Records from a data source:
↓↓↓

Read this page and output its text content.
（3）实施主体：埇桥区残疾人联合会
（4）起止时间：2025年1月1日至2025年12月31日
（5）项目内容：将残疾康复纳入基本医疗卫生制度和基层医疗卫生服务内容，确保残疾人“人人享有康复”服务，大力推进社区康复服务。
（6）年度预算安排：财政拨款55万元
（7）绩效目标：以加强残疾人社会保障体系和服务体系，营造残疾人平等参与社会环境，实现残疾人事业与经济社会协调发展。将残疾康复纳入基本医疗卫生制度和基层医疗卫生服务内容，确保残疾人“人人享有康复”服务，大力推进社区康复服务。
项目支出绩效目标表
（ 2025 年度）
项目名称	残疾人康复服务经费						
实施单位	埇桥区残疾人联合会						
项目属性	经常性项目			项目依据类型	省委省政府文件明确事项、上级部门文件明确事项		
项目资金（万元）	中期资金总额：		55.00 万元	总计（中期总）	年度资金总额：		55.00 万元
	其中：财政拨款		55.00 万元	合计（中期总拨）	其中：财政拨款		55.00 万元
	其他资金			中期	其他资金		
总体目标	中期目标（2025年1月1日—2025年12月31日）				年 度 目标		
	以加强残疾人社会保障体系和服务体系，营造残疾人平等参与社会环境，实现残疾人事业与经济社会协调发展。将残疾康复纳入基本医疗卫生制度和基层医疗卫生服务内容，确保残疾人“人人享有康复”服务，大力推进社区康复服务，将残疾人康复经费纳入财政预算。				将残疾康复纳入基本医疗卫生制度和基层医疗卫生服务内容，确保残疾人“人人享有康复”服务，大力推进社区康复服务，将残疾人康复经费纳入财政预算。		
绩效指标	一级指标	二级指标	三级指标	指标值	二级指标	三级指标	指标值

↑↑↑

◆ Instruction: Give an exact copy of all the data shown above.

◆ Exercise output:
Read this page and output its text content.
（3）实施主体：埇桥区残疾人联合会
（4）起止时间：2025年1月1日至2025年12月31日
（5）项目内容：将残疾康复纳入基本医疗卫生制度和基层医疗卫生服务内容，确保残疾人“人人享有康复”服务，大力推进社区康复服务。
（6）年度预算安排：财政拨款55万元
（7）绩效目标：以加强残疾人社会保障体系和服务体系，营造残疾人平等参与社会环境，实现残疾人事业与经济社会协调发展。将残疾康复纳入基本医疗卫生制度和基层医疗卫生服务内容，确保残疾人“人人享有康复”服务，大力推进社区康复服务。
项目支出绩效目标表
（ 2025 年度）
项目名称	残疾人康复服务经费						
实施单位	埇桥区残疾人联合会						
项目属性	经常性项目			项目依据类型	省委省政府文件明确事项、上级部门文件明确事项		
项目资金（万元）	中期资金总额：		55.00 万元	总计（中期总）	年度资金总额：		55.00 万元
	其中：财政拨款		55.00 万元	合计（中期总拨）	其中：财政拨款		55.00 万元
	其他资金			中期	其他资金		
总体目标	中期目标（2025年1月1日—2025年12月31日）				年 度 目标		
	以加强残疾人社会保障体系和服务体系，营造残疾人平等参与社会环境，实现残疾人事业与经济社会协调发展。将残疾康复纳入基本医疗卫生制度和基层医疗卫生服务内容，确保残疾人“人人享有康复”服务，大力推进社区康复服务，将残疾人康复经费纳入财政预算。				将残疾康复纳入基本医疗卫生制度和基层医疗卫生服务内容，确保残疾人“人人享有康复”服务，大力推进社区康复服务，将残疾人康复经费纳入财政预算。		
绩效指标	一级指标	二级指标	三级指标	指标值	二级指标	三级指标	指标值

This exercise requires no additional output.